* Exercise material
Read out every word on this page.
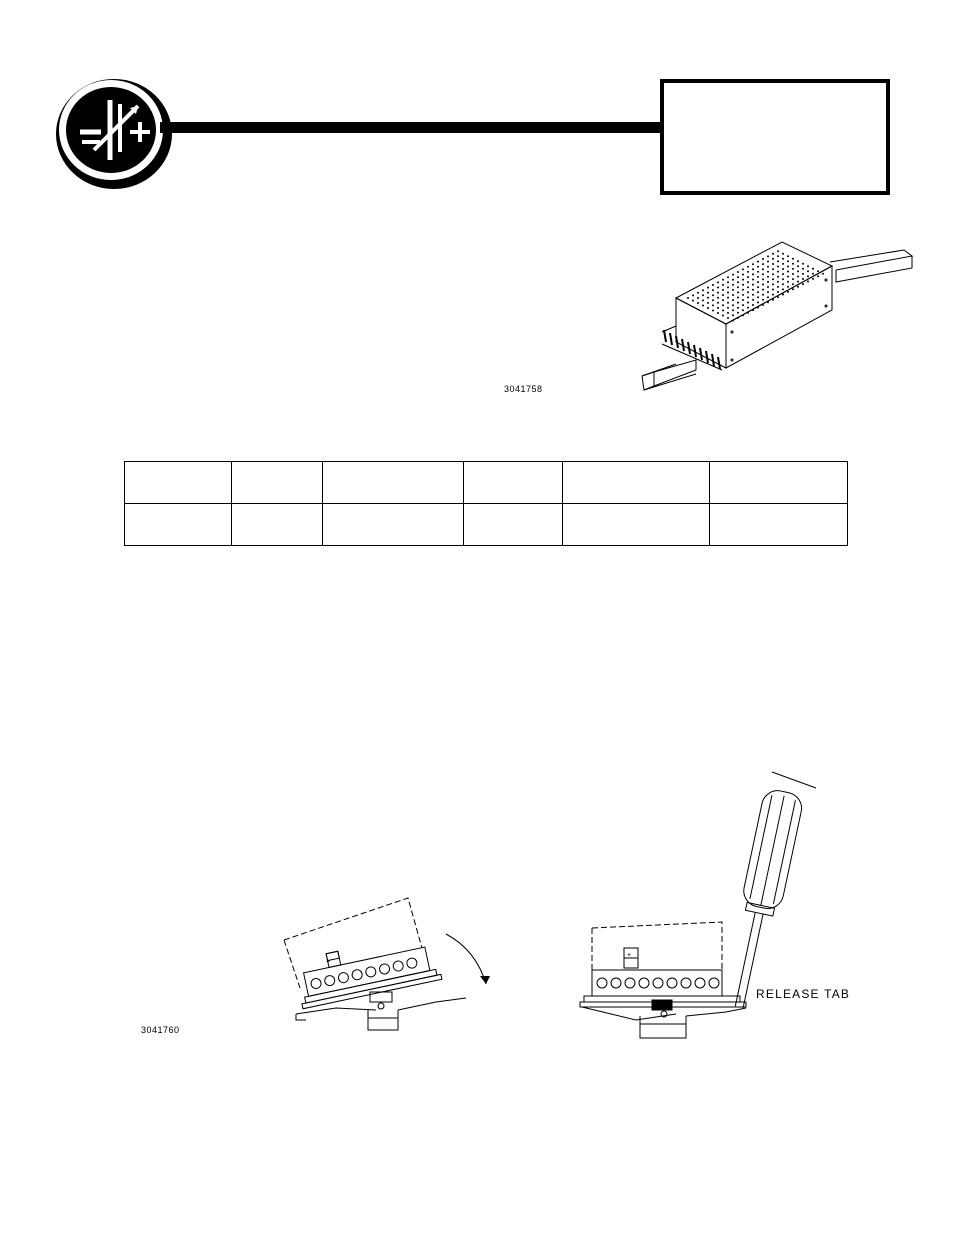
3041758

+
+
RELEASE TAB
3041760
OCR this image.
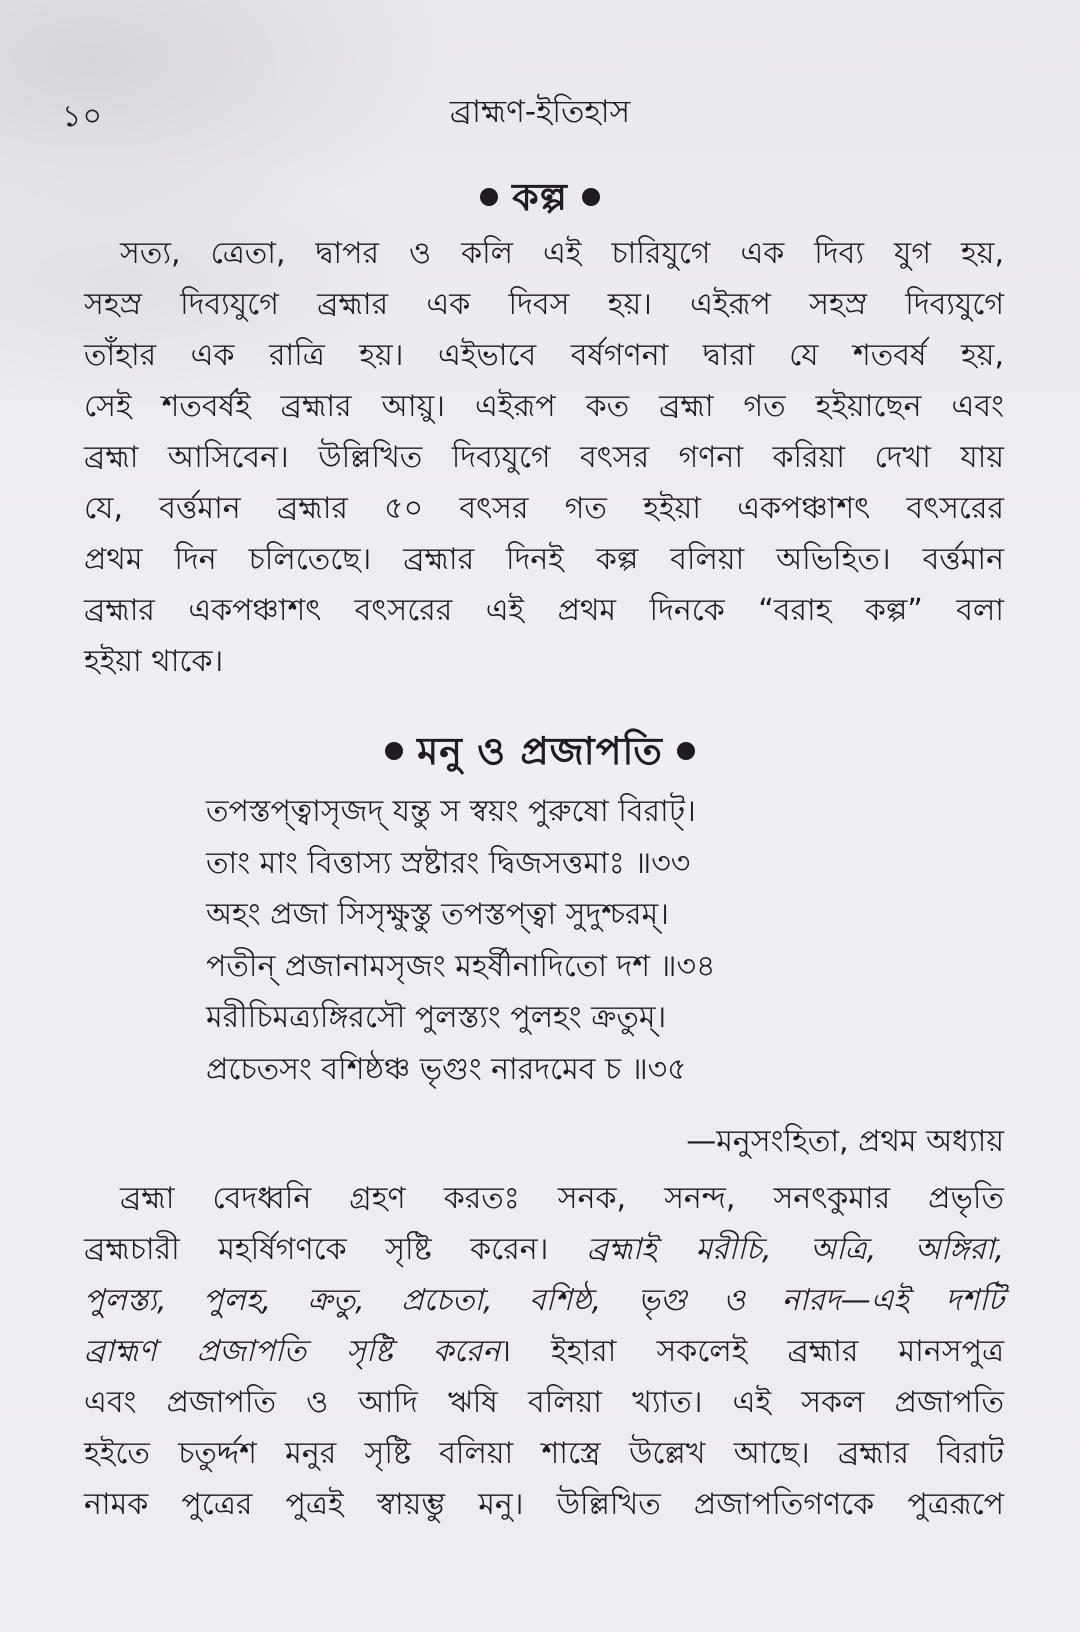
১০	ব্রাহ্মণ-ইতিহাস
কল্প
সত্য, ত্রেতা, দ্বাপর ও কলি এই চারিযুগে এক দিব্য যুগ হয়,
সহস্র দিব্যযুগে ব্রহ্মার এক দিবস হয়। এইরূপ সহস্র দিব্যযুগে
তাঁহার এক রাত্রি হয়। এইভাবে বর্ষগণনা দ্বারা যে শতবর্ষ হয়,
সেই শতবর্ষই ব্রহ্মার আয়ু। এইরূপ কত ব্রহ্মা গত হইয়াছেন এবং
ব্রহ্মা আসিবেন। উল্লিখিত দিব্যযুগে বৎসর গণনা করিয়া দেখা যায়
যে, বর্ত্তমান ব্রহ্মার ৫০ বৎসর গত হইয়া একপঞ্চাশৎ বৎসরের
প্রথম দিন চলিতেছে। ব্রহ্মার দিনই কল্প বলিয়া অভিহিত। বর্ত্তমান
ব্রহ্মার একপঞ্চাশৎ বৎসরের এই প্রথম দিনকে “বরাহ কল্প” বলা
হইয়া থাকে।
মনু ও প্রজাপতি
তপস্তপ্ত্বাসৃজদ্ যন্তু স স্বয়ং পুরুষো বিরাট্।
তাং মাং বিত্তাস্য স্রষ্টারং দ্বিজসত্তমাঃ ॥৩৩
অহং প্রজা সিসৃক্ষুস্তু তপস্তপ্ত্বা সুদুশ্চরম্।
পতীন্ প্রজানামসৃজং মহর্ষীনাদিতো দশ ॥৩৪
মরীচিমত্র্যঙ্গিরসৌ পুলস্ত্যং পুলহং ক্রতুম্।
প্রচেতসং বশিষ্ঠঞ্চ ভৃগুং নারদমেব চ ॥৩৫
—মনুসংহিতা, প্রথম অধ্যায়
ব্রহ্মা বেদধ্বনি গ্রহণ করতঃ সনক, সনন্দ, সনৎকুমার প্রভৃতি
ব্রহ্মচারী মহর্ষিগণকে সৃষ্টি করেন। ব্রহ্মাই মরীচি, অত্রি, অঙ্গিরা,
পুলস্ত্য, পুলহ, ক্রতু, প্রচেতা, বশিষ্ঠ, ভৃগু ও নারদ—এই দশটি
ব্রাহ্মণ প্রজাপতি সৃষ্টি করেন। ইহারা সকলেই ব্রহ্মার মানসপুত্র
এবং প্রজাপতি ও আদি ঋষি বলিয়া খ্যাত। এই সকল প্রজাপতি
হইতে চতুর্দ্দশ মনুর সৃষ্টি বলিয়া শাস্ত্রে উল্লেখ আছে। ব্রহ্মার বিরাট
নামক পুত্রের পুত্রই স্বায়ম্ভু মনু। উল্লিখিত প্রজাপতিগণকে পুত্ররূপে
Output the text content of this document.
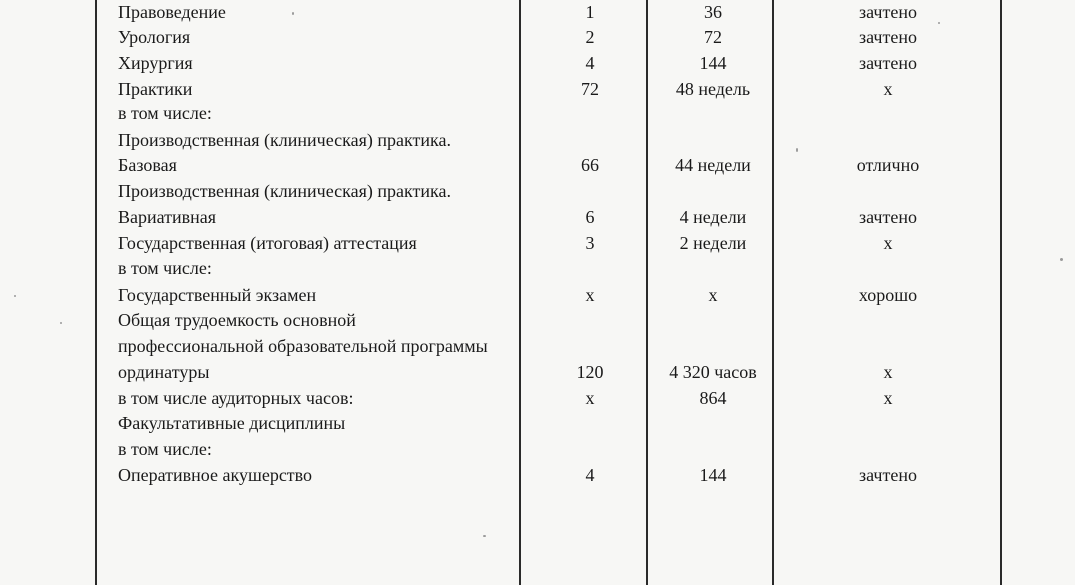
Правоведение	1	36	зачтено
Урология	2	72	зачтено
Хирургия	4	144	зачтено
Практики	72	48 недель	х
в том числе:
Производственная (клиническая) практика.
Базовая	66	44 недели	отлично
Производственная (клиническая) практика.
Вариативная	6	4 недели	зачтено
Государственная (итоговая) аттестация	3	2 недели	х
в том числе:
Государственный экзамен	х	х	хорошо
Общая трудоемкость основной
профессиональной образовательной программы
ординатуры	120	4 320 часов	х
в том числе аудиторных часов:	х	864	х
Факультативные дисциплины
в том числе:
Оперативное акушерство	4	144	зачтено
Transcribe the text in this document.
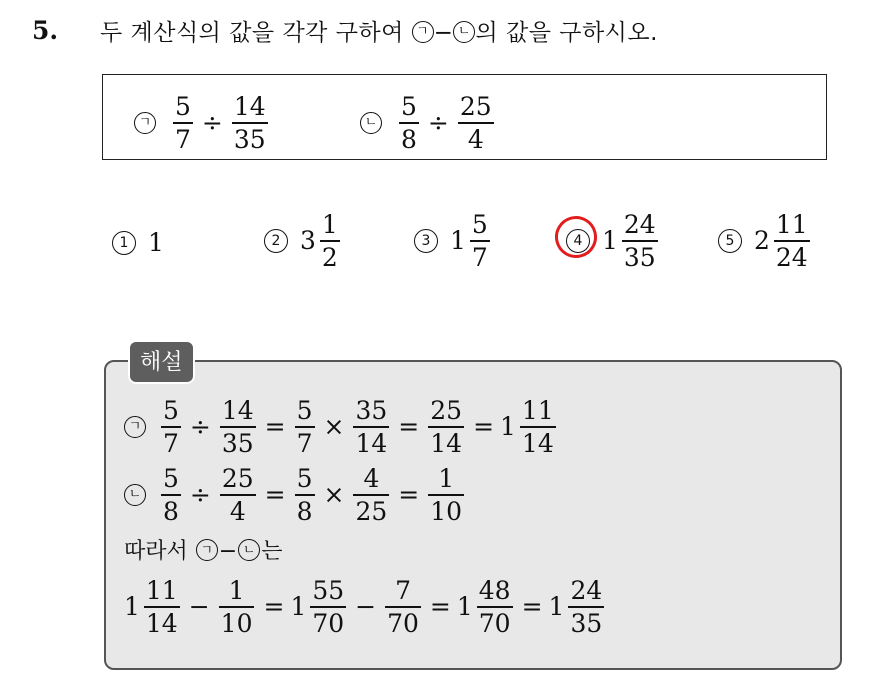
5. 두 계산식의 값을 각각 구하여 ㄱ − ㄴ 의 값을 구하시오.
ㄱ $\frac{5}{7} \div \frac{14}{35}$	ㄴ $\frac{5}{8} \div \frac{25}{4}$
1 1	2 $3 \frac{1}{2}$	3 $1 \frac{5}{7}$	4 $1 \frac{24}{35}$	5 $2 \frac{11}{24}$
해설
ㄱ $\frac{5}{7} \div \frac{14}{35} = \frac{5}{7} \times \frac{35}{14} = \frac{25}{14} = 1 \frac{11}{14}$
ㄴ $\frac{5}{8} \div \frac{25}{4} = \frac{5}{8} \times \frac{4}{25} = \frac{1}{10}$
따라서 ㄱ − ㄴ 는
$1 \frac{11}{14} - \frac{1}{10} = 1 \frac{55}{70} - \frac{7}{70} = 1 \frac{48}{70} = 1 \frac{24}{35}$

* Short problem
Repeat everything in the records precisely. Images are excluded from the copy.

* The response
Read out every word on this page.
3041758

+
+
RELEASE TAB
3041760
OCR this image.
১০	ব্রাহ্মণ-ইতিহাস
কল্প
সত্য, ত্রেতা, দ্বাপর ও কলি এই চারিযুগে এক দিব্য যুগ হয়,
সহস্র দিব্যযুগে ব্রহ্মার এক দিবস হয়। এইরূপ সহস্র দিব্যযুগে
তাঁহার এক রাত্রি হয়। এইভাবে বর্ষগণনা দ্বারা যে শতবর্ষ হয়,
সেই শতবর্ষই ব্রহ্মার আয়ু। এইরূপ কত ব্রহ্মা গত হইয়াছেন এবং
ব্রহ্মা আসিবেন। উল্লিখিত দিব্যযুগে বৎসর গণনা করিয়া দেখা যায়
যে, বর্ত্তমান ব্রহ্মার ৫০ বৎসর গত হইয়া একপঞ্চাশৎ বৎসরের
প্রথম দিন চলিতেছে। ব্রহ্মার দিনই কল্প বলিয়া অভিহিত। বর্ত্তমান
ব্রহ্মার একপঞ্চাশৎ বৎসরের এই প্রথম দিনকে “বরাহ কল্প” বলা
হইয়া থাকে।
মনু ও প্রজাপতি
তপস্তপ্ত্বাসৃজদ্ যন্তু স স্বয়ং পুরুষো বিরাট্।
তাং মাং বিত্তাস্য স্রষ্টারং দ্বিজসত্তমাঃ ॥৩৩
অহং প্রজা সিসৃক্ষুস্তু তপস্তপ্ত্বা সুদুশ্চরম্।
পতীন্ প্রজানামসৃজং মহর্ষীনাদিতো দশ ॥৩৪
মরীচিমত্র্যঙ্গিরসৌ পুলস্ত্যং পুলহং ক্রতুম্।
প্রচেতসং বশিষ্ঠঞ্চ ভৃগুং নারদমেব চ ॥৩৫
—মনুসংহিতা, প্রথম অধ্যায়
ব্রহ্মা বেদধ্বনি গ্রহণ করতঃ সনক, সনন্দ, সনৎকুমার প্রভৃতি
ব্রহ্মচারী মহর্ষিগণকে সৃষ্টি করেন। ব্রহ্মাই মরীচি, অত্রি, অঙ্গিরা,
পুলস্ত্য, পুলহ, ক্রতু, প্রচেতা, বশিষ্ঠ, ভৃগু ও নারদ—এই দশটি
ব্রাহ্মণ প্রজাপতি সৃষ্টি করেন। ইহারা সকলেই ব্রহ্মার মানসপুত্র
এবং প্রজাপতি ও আদি ঋষি বলিয়া খ্যাত। এই সকল প্রজাপতি
হইতে চতুর্দ্দশ মনুর সৃষ্টি বলিয়া শাস্ত্রে উল্লেখ আছে। ব্রহ্মার বিরাট
নামক পুত্রের পুত্রই স্বায়ম্ভু মনু। উল্লিখিত প্রজাপতিগণকে পুত্ররূপে
Output the text content of this document.
Правоведение	1	36	зачтено
Урология	2	72	зачтено
Хирургия	4	144	зачтено
Практики	72	48 недель	х
в том числе:
Производственная (клиническая) практика.
Базовая	66	44 недели	отлично
Производственная (клиническая) практика.
Вариативная	6	4 недели	зачтено
Государственная (итоговая) аттестация	3	2 недели	х
в том числе:
Государственный экзамен	х	х	хорошо
Общая трудоемкость основной
профессиональной образовательной программы
ординатуры	120	4 320 часов	х
в том числе аудиторных часов:	х	864	х
Факультативные дисциплины
в том числе:
Оперативное акушерство	4	144	зачтено
Transcribe the text in this document.
5. 두 계산식의 값을 각각 구하여 ㄱ − ㄴ 의 값을 구하시오.
ㄱ $\frac{5}{7} \div \frac{14}{35}$	ㄴ $\frac{5}{8} \div \frac{25}{4}$
1 1	2 $3 \frac{1}{2}$	3 $1 \frac{5}{7}$	4 $1 \frac{24}{35}$	5 $2 \frac{11}{24}$
해설
ㄱ $\frac{5}{7} \div \frac{14}{35} = \frac{5}{7} \times \frac{35}{14} = \frac{25}{14} = 1 \frac{11}{14}$
ㄴ $\frac{5}{8} \div \frac{25}{4} = \frac{5}{8} \times \frac{4}{25} = \frac{1}{10}$
따라서 ㄱ − ㄴ 는
$1 \frac{11}{14} - \frac{1}{10} = 1 \frac{55}{70} - \frac{7}{70} = 1 \frac{48}{70} = 1 \frac{24}{35}$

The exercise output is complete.